▶ Given data:
--------
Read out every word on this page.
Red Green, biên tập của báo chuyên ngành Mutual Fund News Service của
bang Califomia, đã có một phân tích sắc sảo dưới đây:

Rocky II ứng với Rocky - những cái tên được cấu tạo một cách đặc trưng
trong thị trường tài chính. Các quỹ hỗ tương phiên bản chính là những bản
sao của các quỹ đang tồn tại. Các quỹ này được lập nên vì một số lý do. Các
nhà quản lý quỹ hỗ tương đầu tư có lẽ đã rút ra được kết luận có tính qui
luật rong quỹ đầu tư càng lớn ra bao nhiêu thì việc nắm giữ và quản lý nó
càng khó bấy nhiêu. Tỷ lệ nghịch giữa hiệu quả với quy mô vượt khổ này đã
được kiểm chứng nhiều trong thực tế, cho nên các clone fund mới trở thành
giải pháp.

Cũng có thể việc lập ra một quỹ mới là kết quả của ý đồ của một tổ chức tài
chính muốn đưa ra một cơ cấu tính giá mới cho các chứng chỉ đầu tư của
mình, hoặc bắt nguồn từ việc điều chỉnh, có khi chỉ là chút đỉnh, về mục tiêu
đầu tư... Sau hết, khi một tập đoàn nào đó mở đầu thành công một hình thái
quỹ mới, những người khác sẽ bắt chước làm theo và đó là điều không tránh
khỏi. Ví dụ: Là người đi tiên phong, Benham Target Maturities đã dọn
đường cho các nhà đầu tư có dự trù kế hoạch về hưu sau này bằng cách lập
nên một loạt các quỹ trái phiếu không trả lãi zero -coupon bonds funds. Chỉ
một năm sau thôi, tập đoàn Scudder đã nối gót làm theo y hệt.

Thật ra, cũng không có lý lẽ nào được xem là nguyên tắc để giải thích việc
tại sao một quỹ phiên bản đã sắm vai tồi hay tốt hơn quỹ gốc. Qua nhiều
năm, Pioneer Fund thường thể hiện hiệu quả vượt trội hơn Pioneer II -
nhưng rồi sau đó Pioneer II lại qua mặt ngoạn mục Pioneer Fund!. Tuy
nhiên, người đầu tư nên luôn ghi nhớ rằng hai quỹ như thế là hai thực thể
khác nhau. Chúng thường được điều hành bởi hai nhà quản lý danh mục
--------
▶ Task prompt: Transcribe all lines as written.

▶ Output for this exercise:
Read out every word on this page.
Red Green, biên tập của báo chuyên ngành Mutual Fund News Service của
bang Califomia, đã có một phân tích sắc sảo dưới đây:

Rocky II ứng với Rocky - những cái tên được cấu tạo một cách đặc trưng
trong thị trường tài chính. Các quỹ hỗ tương phiên bản chính là những bản
sao của các quỹ đang tồn tại. Các quỹ này được lập nên vì một số lý do. Các
nhà quản lý quỹ hỗ tương đầu tư có lẽ đã rút ra được kết luận có tính qui
luật rong quỹ đầu tư càng lớn ra bao nhiêu thì việc nắm giữ và quản lý nó
càng khó bấy nhiêu. Tỷ lệ nghịch giữa hiệu quả với quy mô vượt khổ này đã
được kiểm chứng nhiều trong thực tế, cho nên các clone fund mới trở thành
giải pháp.

Cũng có thể việc lập ra một quỹ mới là kết quả của ý đồ của một tổ chức tài
chính muốn đưa ra một cơ cấu tính giá mới cho các chứng chỉ đầu tư của
mình, hoặc bắt nguồn từ việc điều chỉnh, có khi chỉ là chút đỉnh, về mục tiêu
đầu tư... Sau hết, khi một tập đoàn nào đó mở đầu thành công một hình thái
quỹ mới, những người khác sẽ bắt chước làm theo và đó là điều không tránh
khỏi. Ví dụ: Là người đi tiên phong, Benham Target Maturities đã dọn
đường cho các nhà đầu tư có dự trù kế hoạch về hưu sau này bằng cách lập
nên một loạt các quỹ trái phiếu không trả lãi zero -coupon bonds funds. Chỉ
một năm sau thôi, tập đoàn Scudder đã nối gót làm theo y hệt.

Thật ra, cũng không có lý lẽ nào được xem là nguyên tắc để giải thích việc
tại sao một quỹ phiên bản đã sắm vai tồi hay tốt hơn quỹ gốc. Qua nhiều
năm, Pioneer Fund thường thể hiện hiệu quả vượt trội hơn Pioneer II -
nhưng rồi sau đó Pioneer II lại qua mặt ngoạn mục Pioneer Fund!. Tuy
nhiên, người đầu tư nên luôn ghi nhớ rằng hai quỹ như thế là hai thực thể
khác nhau. Chúng thường được điều hành bởi hai nhà quản lý danh mục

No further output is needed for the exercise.